Records –
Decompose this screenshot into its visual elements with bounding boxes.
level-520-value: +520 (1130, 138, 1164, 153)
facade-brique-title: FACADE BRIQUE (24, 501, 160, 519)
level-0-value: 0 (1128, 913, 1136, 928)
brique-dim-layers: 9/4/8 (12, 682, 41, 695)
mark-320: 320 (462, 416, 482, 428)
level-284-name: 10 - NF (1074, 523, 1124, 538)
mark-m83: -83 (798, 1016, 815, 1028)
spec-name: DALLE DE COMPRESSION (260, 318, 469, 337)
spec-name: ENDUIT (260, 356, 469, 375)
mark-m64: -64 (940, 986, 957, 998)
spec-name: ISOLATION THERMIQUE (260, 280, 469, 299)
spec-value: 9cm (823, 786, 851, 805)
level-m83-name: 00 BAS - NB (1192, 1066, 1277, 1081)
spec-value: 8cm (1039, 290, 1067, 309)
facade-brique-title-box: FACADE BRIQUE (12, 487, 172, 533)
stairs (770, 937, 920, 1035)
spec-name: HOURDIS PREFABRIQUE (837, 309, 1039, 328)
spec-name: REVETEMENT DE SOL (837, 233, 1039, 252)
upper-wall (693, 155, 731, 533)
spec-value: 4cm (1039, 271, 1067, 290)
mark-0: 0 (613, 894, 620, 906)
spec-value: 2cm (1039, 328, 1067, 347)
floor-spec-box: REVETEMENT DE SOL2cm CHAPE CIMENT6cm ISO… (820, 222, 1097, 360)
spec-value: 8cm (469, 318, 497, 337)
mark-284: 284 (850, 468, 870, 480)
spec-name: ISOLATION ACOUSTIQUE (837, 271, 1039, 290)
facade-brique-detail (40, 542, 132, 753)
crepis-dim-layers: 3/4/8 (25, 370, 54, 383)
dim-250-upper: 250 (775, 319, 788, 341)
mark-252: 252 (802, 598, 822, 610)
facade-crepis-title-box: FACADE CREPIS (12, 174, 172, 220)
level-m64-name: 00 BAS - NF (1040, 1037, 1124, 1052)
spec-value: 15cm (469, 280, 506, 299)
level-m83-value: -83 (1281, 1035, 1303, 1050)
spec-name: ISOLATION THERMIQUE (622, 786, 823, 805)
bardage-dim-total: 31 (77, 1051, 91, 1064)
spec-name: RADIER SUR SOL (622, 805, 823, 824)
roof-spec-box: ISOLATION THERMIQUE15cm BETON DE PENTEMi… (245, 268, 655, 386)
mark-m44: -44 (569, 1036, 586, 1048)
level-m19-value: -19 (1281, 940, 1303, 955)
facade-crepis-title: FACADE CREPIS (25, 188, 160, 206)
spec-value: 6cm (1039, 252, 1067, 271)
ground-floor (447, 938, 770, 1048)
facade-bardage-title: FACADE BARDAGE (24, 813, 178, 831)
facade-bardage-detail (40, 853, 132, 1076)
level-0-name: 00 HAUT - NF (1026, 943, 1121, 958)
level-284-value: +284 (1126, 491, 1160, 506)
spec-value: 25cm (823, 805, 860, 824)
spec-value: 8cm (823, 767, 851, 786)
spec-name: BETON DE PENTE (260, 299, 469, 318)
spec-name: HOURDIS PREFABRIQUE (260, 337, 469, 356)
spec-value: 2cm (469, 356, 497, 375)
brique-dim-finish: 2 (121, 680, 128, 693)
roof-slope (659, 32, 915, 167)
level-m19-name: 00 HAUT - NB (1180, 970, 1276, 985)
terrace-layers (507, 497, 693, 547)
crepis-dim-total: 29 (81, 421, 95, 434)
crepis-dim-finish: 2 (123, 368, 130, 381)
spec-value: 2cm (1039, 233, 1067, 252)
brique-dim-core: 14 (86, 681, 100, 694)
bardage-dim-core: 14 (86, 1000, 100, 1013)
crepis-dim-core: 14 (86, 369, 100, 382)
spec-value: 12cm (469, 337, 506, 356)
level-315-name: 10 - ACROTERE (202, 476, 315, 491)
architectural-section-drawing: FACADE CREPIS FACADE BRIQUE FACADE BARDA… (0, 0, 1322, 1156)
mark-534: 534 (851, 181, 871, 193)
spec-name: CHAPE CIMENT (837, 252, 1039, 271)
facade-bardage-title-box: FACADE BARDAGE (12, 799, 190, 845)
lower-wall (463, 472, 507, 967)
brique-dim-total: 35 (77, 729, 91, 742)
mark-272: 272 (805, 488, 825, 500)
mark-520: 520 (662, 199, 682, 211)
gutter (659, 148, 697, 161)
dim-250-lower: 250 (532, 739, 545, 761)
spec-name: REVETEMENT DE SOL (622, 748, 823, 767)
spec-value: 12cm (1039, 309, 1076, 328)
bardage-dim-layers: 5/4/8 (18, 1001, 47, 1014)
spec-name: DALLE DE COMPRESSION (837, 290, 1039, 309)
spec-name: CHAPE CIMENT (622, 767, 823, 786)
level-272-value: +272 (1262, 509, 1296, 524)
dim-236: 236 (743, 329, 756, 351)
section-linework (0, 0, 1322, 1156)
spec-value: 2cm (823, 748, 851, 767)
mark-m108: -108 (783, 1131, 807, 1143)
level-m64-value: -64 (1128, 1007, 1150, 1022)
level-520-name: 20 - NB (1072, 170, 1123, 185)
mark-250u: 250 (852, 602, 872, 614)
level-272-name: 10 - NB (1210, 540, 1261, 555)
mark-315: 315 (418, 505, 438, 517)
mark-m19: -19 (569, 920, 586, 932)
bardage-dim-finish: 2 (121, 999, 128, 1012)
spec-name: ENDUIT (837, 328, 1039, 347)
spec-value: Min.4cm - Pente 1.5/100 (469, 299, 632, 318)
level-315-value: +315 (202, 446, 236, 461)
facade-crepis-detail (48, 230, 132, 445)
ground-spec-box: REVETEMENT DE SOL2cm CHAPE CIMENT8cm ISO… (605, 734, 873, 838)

Written instruction –
Pull out every line of the entries above that contains the string "title". The match is case-sensitive.

The output –
facade-brique-title: FACADE BRIQUE (24, 501, 160, 519)
facade-brique-title-box: FACADE BRIQUE (12, 487, 172, 533)
facade-crepis-title-box: FACADE CREPIS (12, 174, 172, 220)
facade-crepis-title: FACADE CREPIS (25, 188, 160, 206)
facade-bardage-title: FACADE BARDAGE (24, 813, 178, 831)
facade-bardage-title-box: FACADE BARDAGE (12, 799, 190, 845)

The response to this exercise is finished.